* [Text block]
'''
|
Author: Mike Valentine Article source: http://www.business-support.co.uk/. Used with author's permission.
There has been endless webmaster speculation and worry about
the so-called "Google Sandbox" - the indexing time delay for
new domain names - rumored to last for at least 45 days from
the date of first "discovery" by Googlebot. This recognized
listing delay came to be called the "Google Sandbox effect."
Ruminations on the algorithmic elements of this sandbox time
delay have ranged widely since the indexing delay was first
noticed in spring of 2004. Some believe it to be an issue of
one single element of good search engine optimization such
as linking campaigns. Link building has been the focus of
most discussion, but others have focused on the possibility
of size of a new site or internal linking structure or just
specific time delays as most relevant algorithmic elements.
Rather than contribute to this speculation and further
muddy the Sandbox, we'll be looking at a case study of a
site on a new domain name, established May 11, 2005 and the
specific site structure, submissions activity, external and
internal linking. We'll see how this plays out in search
engine spider activity vs. indexing dates at the top four
search engines.
Ready? We'll give dates and crawler action in daily lists and
see how this all plays out on this single new site over time.
* May 11, 2005 Basic text on large site posted on newly
purchased domain name and going live by days end. Search
friendly structure implemented with text linking making
full discovery of all content possible by robots. Home
page updated with 10 new text content pages added daily.
Submitted site at Google's "Add URL" submission page.
* May 12 - 14 - No visits by Slurp, MSNbot, Teoma or Google.
(Slurp is Yahoo's spider and Teoma is from Ask Jeeves)
Posted link on WebSite101 to new domain at Publish101.com
* May 15 - Googlebot arrives and eagerly crawls 245 pages
on new domain after looking for, but not finding the
robots.txt file. Oooops! Gotta add that robots.txt file!
* May 16 - Googlebot returns for 5 more pages and stops.
Slurp greedily gobbles 1480 pages and 1892 bad links!
Those bad links were caused by our email masking meant
to keep out bad bots. How ironic slurp likes these.
'''
* [Extracted records]
'''
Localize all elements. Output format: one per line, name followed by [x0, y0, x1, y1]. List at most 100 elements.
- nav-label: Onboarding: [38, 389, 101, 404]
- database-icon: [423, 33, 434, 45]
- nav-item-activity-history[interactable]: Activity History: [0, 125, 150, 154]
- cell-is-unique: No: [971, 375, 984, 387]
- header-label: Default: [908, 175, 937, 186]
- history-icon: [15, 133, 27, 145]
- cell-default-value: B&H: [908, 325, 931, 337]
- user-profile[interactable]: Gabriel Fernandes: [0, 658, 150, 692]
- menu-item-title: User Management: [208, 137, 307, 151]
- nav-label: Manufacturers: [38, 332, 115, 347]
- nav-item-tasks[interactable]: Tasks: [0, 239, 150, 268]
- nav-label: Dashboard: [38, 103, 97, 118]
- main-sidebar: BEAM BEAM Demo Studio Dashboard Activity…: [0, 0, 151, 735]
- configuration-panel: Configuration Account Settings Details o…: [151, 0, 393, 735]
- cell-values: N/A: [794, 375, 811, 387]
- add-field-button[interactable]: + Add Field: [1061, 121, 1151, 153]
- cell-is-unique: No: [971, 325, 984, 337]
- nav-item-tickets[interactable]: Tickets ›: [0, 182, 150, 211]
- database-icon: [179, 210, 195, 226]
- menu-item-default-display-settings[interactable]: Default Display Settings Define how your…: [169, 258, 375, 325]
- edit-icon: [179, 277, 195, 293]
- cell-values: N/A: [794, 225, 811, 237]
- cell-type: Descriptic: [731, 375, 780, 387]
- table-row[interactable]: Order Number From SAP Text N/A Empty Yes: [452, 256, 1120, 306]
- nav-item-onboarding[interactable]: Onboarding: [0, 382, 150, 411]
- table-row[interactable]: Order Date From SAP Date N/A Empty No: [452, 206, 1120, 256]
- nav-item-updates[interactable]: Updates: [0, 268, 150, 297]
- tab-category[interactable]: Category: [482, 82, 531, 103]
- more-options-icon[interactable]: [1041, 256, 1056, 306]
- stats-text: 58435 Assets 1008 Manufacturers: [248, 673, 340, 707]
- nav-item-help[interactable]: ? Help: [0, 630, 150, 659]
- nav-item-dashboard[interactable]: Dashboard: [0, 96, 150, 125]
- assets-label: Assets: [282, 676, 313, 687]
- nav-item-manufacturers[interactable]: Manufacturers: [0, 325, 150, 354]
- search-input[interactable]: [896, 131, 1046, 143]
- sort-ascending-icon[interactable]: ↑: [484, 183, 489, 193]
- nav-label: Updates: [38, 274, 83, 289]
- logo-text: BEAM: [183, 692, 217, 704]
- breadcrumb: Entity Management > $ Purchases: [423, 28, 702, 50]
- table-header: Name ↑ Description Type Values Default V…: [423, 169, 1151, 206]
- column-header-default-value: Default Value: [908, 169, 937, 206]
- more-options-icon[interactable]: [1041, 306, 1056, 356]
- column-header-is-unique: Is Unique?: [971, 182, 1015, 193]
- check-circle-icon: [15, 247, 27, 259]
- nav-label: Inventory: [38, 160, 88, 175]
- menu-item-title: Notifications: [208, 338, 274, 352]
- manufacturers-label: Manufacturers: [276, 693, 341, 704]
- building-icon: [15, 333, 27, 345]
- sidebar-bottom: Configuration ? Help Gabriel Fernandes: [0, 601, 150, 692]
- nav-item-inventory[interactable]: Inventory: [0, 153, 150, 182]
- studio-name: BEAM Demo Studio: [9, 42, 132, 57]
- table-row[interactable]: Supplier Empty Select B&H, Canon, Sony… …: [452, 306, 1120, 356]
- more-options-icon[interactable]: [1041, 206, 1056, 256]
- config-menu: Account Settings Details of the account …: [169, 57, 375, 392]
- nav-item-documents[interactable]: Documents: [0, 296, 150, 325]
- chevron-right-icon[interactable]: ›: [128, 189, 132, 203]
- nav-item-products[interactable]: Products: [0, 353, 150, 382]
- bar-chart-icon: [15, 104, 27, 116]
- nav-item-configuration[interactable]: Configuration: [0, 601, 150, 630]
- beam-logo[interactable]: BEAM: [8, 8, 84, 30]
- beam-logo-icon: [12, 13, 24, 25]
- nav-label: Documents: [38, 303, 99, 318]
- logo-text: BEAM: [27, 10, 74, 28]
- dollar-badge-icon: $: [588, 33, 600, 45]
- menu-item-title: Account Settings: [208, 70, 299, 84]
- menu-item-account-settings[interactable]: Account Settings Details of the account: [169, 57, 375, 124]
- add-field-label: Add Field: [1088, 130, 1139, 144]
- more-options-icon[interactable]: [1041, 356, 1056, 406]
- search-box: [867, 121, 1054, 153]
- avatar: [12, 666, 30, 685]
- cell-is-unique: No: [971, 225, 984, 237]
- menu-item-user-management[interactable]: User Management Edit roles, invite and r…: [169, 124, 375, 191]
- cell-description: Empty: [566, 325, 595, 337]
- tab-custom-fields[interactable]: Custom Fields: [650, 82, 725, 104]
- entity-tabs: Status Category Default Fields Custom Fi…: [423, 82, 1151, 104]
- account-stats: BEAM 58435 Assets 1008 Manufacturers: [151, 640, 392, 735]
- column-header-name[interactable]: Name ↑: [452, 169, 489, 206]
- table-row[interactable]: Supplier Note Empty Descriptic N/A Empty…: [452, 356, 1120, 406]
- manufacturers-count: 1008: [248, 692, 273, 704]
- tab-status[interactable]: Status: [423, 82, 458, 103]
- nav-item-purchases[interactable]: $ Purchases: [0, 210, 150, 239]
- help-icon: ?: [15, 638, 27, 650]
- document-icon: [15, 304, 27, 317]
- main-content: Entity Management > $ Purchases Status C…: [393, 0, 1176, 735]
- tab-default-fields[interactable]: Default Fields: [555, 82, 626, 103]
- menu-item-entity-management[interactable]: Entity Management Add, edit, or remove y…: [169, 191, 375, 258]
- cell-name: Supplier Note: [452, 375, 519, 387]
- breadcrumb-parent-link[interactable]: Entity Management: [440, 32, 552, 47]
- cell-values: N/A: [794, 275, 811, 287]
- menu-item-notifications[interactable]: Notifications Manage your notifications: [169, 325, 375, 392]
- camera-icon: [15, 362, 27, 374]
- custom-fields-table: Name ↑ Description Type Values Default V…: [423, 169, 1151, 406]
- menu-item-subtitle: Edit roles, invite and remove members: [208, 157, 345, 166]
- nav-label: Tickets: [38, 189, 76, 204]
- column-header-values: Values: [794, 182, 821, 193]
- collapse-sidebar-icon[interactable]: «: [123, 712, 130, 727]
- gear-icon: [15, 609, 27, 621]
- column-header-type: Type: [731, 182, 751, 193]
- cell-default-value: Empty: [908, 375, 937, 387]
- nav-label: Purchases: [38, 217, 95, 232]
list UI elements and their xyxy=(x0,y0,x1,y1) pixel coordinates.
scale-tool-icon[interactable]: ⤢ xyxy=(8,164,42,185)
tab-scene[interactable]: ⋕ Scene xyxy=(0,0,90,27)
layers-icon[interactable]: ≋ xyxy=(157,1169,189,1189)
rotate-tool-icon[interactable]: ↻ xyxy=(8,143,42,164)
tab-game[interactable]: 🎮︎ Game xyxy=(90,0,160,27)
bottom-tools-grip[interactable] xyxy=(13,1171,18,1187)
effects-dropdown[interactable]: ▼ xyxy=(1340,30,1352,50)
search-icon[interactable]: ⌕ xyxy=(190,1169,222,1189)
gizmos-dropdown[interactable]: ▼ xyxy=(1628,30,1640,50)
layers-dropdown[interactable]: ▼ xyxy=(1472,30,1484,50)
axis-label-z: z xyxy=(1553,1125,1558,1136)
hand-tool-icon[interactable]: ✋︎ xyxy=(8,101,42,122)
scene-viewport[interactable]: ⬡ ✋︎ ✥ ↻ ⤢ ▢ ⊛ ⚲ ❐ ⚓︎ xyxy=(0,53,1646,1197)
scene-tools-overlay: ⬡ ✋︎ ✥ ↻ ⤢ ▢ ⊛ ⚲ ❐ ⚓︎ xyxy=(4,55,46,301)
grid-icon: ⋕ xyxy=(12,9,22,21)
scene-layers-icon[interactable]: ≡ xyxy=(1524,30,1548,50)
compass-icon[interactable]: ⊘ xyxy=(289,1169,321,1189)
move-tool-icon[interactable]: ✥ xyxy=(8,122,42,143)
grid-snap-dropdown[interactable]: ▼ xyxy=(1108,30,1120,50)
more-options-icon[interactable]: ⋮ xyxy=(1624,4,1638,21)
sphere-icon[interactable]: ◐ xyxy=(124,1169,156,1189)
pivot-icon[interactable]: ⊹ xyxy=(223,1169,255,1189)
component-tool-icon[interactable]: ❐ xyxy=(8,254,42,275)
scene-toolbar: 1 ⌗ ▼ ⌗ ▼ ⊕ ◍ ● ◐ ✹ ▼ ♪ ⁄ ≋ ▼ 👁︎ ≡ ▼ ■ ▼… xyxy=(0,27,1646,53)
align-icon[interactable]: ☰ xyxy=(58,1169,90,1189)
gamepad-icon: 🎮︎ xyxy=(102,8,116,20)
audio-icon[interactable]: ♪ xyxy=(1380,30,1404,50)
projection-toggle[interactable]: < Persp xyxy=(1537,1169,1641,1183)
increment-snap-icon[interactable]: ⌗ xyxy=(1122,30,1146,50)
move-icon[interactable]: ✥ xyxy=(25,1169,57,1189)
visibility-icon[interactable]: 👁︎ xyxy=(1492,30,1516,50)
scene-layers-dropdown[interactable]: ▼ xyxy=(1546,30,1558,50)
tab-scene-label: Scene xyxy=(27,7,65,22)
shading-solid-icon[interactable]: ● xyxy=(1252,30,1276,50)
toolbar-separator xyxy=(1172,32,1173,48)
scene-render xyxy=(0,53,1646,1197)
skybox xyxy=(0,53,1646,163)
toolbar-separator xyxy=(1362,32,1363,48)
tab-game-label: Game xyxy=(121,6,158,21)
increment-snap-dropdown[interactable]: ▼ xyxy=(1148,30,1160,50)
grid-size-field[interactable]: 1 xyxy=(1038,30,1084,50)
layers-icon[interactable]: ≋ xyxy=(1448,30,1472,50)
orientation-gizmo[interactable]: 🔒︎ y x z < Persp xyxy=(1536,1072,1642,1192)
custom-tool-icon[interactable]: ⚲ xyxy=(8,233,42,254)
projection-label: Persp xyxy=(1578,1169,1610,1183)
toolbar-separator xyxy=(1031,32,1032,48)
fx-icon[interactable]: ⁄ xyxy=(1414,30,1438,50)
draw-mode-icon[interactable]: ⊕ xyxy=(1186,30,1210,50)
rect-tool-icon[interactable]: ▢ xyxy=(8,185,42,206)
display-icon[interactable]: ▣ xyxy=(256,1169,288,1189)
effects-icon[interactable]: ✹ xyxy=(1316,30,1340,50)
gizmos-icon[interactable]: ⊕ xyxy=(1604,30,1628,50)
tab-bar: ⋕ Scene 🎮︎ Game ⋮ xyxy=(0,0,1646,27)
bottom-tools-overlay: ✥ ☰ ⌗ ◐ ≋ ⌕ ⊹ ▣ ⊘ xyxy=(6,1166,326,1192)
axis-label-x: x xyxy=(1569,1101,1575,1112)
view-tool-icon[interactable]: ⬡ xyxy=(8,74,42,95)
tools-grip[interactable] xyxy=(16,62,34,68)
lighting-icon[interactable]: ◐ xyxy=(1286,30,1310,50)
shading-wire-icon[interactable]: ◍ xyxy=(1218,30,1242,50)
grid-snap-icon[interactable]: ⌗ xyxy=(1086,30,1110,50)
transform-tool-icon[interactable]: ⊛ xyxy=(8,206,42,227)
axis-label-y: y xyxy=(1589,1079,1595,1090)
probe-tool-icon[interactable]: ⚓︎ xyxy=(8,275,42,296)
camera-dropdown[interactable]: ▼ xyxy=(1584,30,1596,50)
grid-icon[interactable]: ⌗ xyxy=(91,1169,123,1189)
'''
* [Tasks to carry out]
1. Transcribe the passage of the Google Sandbox article above between "(Slurp is Yahoo's" and "that robots.txt file!", inclusive.
2. According to the Google Sandbox article, what caused the 1892 bad links that Slurp gobbled on May 16?

* [Answers to the tasks]
1.
(Slurp is Yahoo's spider and Teoma is from Ask Jeeves)
Posted link on WebSite101 to new domain at Publish101.com
* May 15 - Googlebot arrives and eagerly crawls 245 pages
on new domain after looking for, but not finding the
robots.txt file. Oooops! Gotta add that robots.txt file!

2. The bad links were caused by the site's email masking, which was meant to keep out bad bots.